WORK INSTRUCTIONS: If a line of the material holds the string "atraviesa", please copy it.

MATERIAL FOR THIS TASK:
=-=-=-=-=

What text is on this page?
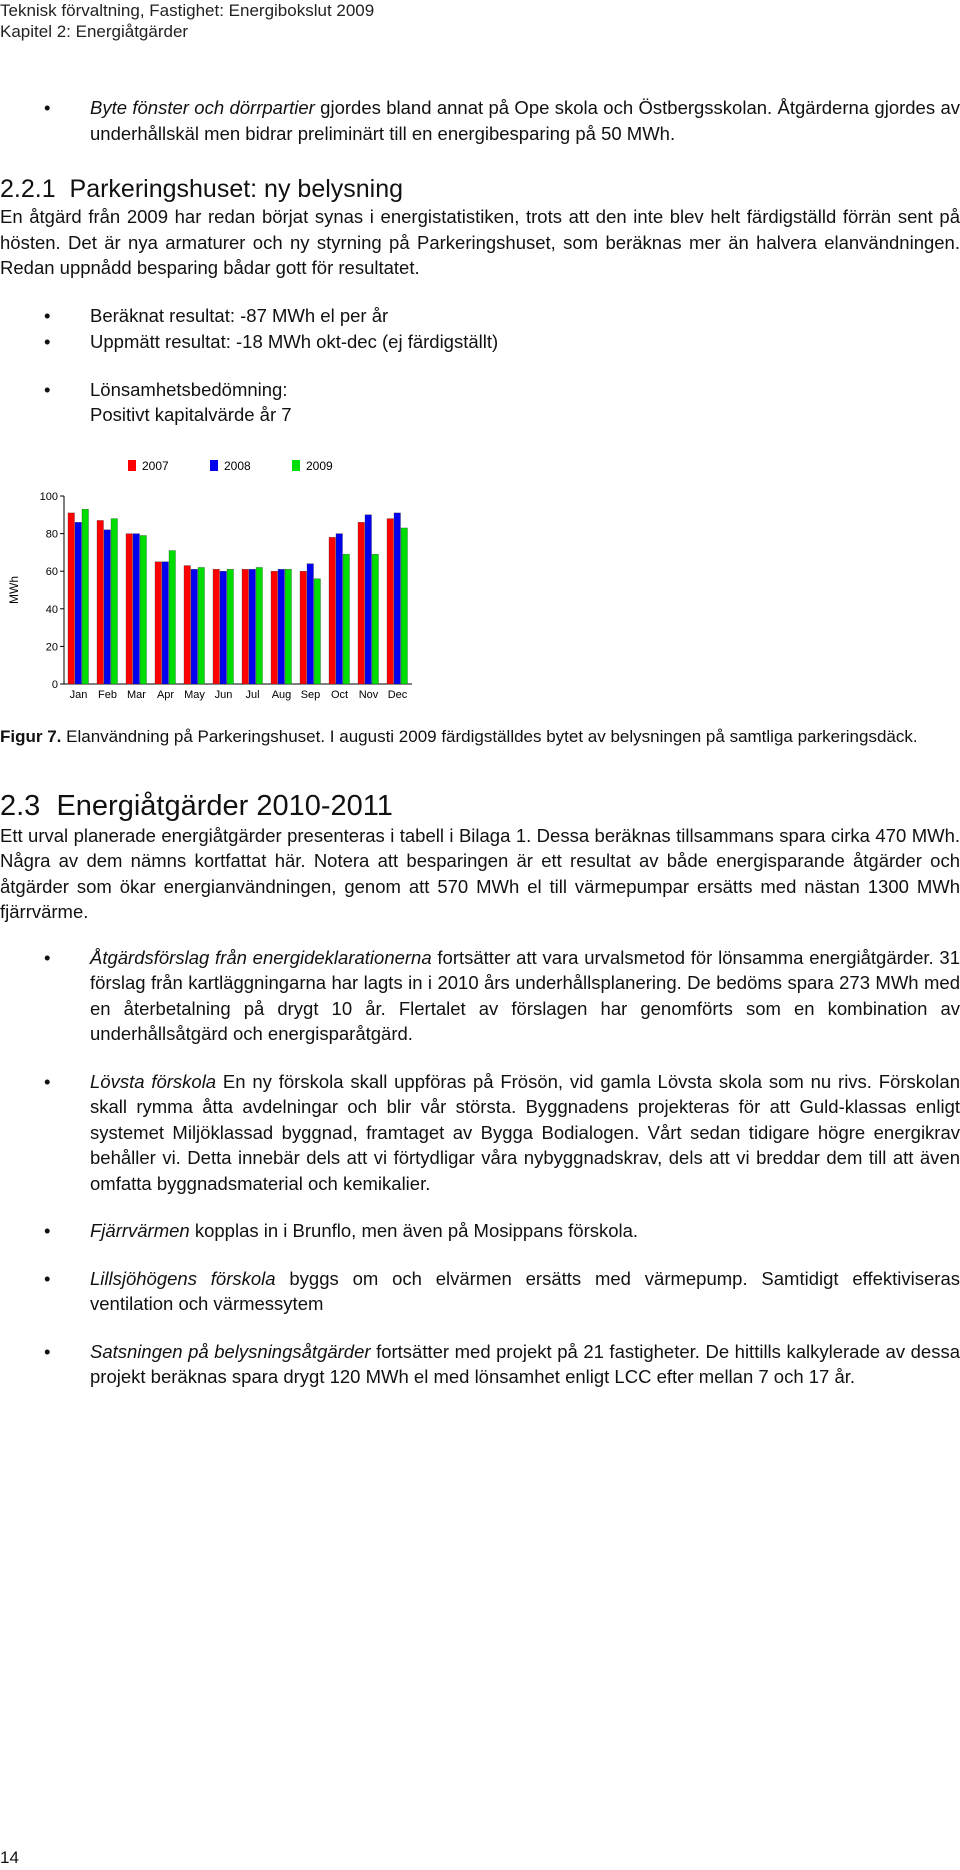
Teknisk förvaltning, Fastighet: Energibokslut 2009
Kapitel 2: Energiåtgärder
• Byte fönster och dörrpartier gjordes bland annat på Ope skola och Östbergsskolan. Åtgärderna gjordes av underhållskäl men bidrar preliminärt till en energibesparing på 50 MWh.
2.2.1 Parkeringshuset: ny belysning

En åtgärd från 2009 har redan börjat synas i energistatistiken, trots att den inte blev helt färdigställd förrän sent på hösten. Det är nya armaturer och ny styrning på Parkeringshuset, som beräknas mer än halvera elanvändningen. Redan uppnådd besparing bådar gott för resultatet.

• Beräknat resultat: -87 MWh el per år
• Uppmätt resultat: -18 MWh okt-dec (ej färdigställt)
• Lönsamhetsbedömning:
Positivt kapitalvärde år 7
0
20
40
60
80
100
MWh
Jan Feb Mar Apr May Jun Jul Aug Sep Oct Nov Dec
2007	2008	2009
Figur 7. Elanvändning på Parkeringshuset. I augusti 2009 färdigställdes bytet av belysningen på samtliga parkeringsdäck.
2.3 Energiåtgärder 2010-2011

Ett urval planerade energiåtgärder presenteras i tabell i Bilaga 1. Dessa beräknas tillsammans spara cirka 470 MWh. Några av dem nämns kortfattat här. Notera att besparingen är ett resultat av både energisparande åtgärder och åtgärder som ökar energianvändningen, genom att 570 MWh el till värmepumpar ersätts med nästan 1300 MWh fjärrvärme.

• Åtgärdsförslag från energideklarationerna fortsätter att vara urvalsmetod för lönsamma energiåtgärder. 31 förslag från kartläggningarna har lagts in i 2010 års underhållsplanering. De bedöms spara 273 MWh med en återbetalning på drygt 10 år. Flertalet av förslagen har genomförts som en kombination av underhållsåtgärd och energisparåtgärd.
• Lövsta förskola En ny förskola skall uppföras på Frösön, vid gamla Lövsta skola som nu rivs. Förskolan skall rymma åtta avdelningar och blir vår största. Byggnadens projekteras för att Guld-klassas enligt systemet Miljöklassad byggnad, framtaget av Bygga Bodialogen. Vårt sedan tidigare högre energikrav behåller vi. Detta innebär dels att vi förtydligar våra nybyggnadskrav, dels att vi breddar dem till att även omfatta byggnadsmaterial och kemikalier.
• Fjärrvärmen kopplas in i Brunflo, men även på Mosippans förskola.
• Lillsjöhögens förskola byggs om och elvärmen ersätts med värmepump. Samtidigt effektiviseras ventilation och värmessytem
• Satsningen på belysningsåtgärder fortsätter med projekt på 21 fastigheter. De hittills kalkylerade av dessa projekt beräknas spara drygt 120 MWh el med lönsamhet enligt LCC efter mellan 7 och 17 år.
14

=-=-=-=-=

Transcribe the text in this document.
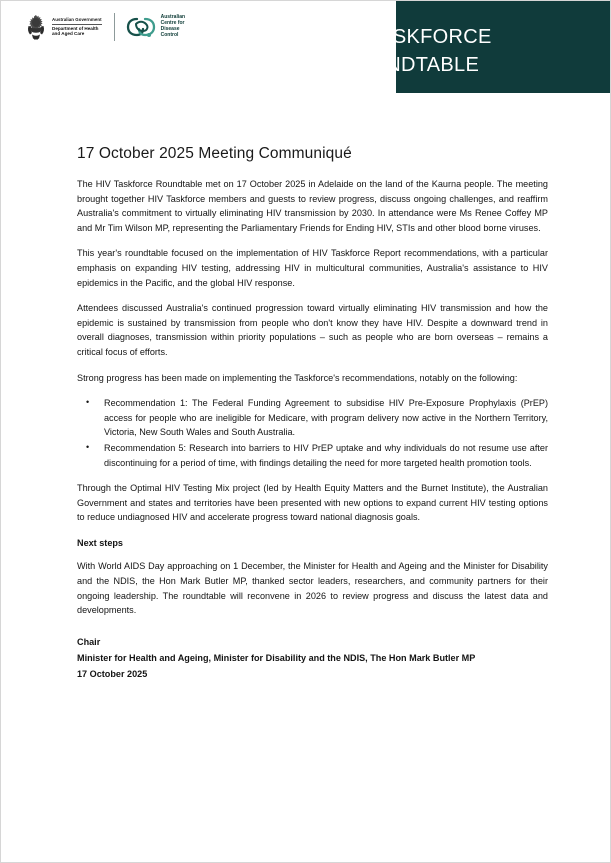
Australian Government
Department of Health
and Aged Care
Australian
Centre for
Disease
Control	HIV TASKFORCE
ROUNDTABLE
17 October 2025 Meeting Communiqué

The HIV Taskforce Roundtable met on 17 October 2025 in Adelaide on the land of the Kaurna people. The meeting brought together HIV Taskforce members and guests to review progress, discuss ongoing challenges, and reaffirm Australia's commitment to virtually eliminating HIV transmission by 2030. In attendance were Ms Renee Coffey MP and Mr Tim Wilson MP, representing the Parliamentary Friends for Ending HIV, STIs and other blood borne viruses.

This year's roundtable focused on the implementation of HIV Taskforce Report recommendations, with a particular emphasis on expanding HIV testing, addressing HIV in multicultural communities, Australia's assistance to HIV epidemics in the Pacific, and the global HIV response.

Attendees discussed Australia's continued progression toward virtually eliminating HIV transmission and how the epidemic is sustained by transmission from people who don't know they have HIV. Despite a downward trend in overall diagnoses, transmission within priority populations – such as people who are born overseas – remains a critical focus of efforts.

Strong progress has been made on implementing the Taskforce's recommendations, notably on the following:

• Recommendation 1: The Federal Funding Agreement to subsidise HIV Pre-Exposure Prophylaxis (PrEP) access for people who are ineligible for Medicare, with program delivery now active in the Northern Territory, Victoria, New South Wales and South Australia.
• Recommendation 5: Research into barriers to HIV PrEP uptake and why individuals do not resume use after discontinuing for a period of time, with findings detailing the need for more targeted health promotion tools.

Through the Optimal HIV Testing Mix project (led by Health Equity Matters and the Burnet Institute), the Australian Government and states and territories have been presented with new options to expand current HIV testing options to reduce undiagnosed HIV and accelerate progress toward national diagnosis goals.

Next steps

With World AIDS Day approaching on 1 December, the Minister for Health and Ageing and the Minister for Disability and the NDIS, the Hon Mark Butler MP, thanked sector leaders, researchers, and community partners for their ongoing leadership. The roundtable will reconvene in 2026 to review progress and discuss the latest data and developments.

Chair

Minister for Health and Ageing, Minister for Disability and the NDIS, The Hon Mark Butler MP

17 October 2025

=-=-=-=-=

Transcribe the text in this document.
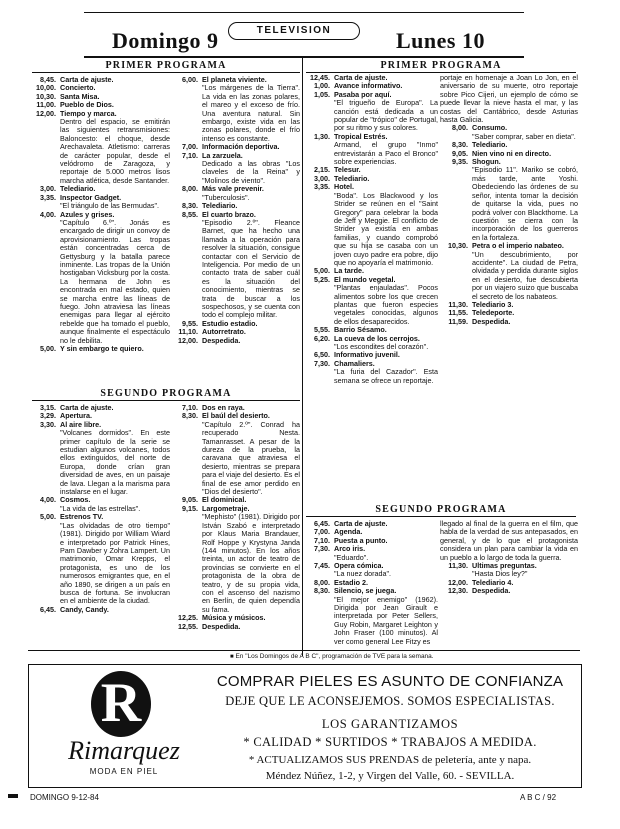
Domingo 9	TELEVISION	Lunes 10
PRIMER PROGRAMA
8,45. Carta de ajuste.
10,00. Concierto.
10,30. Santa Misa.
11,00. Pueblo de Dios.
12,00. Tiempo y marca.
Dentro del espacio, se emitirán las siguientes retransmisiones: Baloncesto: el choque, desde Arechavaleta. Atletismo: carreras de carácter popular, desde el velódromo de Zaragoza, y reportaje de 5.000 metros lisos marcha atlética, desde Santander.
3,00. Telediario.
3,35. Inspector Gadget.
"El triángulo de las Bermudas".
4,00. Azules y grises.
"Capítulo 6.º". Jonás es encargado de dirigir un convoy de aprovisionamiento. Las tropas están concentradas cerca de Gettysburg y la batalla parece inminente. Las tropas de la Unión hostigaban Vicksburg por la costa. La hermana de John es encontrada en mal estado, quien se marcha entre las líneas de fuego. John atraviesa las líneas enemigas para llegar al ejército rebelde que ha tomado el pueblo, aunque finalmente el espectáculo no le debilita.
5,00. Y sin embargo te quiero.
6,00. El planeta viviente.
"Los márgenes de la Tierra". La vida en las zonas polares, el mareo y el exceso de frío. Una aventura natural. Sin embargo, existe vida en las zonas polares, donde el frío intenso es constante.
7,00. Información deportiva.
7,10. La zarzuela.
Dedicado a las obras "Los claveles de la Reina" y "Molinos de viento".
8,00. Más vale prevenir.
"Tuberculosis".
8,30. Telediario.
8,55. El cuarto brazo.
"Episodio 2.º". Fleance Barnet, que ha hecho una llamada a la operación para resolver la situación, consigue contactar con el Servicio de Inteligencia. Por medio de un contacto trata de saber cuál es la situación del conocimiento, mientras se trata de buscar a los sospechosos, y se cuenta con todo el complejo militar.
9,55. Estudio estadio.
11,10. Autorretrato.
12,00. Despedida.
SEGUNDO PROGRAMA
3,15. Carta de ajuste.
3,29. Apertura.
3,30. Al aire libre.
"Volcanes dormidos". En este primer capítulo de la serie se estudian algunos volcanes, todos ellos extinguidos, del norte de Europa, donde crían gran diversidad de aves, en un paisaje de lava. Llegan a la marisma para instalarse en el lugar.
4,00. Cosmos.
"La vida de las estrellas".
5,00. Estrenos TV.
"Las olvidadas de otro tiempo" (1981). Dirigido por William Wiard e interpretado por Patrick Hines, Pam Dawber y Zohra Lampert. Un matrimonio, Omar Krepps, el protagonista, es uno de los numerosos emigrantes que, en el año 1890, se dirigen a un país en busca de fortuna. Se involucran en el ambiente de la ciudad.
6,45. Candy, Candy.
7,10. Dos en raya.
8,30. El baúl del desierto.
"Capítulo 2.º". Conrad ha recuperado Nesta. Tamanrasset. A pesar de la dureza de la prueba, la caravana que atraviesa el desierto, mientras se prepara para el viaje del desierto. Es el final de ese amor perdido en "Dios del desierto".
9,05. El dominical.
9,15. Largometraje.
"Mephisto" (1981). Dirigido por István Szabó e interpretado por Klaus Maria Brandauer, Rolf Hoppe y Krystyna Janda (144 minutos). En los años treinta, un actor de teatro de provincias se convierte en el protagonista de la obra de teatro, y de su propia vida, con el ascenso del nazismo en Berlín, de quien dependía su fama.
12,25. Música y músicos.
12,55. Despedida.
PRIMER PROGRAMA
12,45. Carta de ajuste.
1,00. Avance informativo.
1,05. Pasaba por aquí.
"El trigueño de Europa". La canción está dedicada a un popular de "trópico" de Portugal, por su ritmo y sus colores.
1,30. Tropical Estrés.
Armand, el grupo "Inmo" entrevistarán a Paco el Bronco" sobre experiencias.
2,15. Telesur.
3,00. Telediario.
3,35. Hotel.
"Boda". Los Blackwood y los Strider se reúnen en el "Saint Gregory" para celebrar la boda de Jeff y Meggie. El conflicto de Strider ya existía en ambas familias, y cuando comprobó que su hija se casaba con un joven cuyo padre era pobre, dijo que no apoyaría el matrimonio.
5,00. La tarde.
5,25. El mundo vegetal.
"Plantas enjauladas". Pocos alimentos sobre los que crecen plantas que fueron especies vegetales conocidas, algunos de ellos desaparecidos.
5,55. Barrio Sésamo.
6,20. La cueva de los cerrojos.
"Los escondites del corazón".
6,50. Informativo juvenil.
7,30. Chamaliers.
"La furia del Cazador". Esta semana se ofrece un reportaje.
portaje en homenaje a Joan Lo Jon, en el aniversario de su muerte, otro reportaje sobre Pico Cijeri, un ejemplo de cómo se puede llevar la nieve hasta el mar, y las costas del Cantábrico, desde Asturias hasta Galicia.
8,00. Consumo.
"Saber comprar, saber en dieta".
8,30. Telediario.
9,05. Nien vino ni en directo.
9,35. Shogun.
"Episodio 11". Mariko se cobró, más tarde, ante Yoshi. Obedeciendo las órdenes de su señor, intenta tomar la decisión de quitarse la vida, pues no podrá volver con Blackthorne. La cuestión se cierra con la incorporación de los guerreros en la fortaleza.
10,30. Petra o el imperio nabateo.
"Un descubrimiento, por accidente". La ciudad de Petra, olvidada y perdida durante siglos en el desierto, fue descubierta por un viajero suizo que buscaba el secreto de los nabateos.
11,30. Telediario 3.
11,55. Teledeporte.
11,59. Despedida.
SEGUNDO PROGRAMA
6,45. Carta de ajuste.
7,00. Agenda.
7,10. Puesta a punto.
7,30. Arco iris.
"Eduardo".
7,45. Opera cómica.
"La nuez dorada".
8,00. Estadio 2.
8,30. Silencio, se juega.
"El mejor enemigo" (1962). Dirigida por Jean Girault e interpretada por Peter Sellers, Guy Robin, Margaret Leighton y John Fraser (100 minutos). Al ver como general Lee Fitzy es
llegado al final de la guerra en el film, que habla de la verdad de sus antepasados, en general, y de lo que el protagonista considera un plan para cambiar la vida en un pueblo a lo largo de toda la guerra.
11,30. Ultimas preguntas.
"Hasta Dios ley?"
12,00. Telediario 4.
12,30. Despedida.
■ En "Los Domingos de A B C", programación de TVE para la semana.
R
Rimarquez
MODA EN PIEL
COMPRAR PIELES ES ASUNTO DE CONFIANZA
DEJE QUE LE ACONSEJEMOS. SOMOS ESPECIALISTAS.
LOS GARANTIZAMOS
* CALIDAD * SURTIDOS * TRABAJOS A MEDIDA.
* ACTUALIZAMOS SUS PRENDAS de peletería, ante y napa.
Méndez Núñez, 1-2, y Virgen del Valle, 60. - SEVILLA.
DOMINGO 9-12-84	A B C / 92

=-=-=-=-=

ANSWER BOX:
"Capítulo 6.º". Jonás es encargado de dirigir un convoy de aprovisionamiento. Las tropas están concentradas cerca de Gettysburg y la batalla parece inminente. Las tropas de la Unión hostigaban Vicksburg por la costa. La hermana de John es encontrada en mal estado, quien se marcha entre las líneas de fuego. John atraviesa las líneas enemigas para llegar al ejército rebelde que ha tomado el pueblo, aunque finalmente el espectáculo no le debilita.
"Capítulo 2.º". Conrad ha recuperado Nesta. Tamanrasset. A pesar de la dureza de la prueba, la caravana que atraviesa el desierto, mientras se prepara para el viaje del desierto. Es el final de ese amor perdido en "Dios del desierto".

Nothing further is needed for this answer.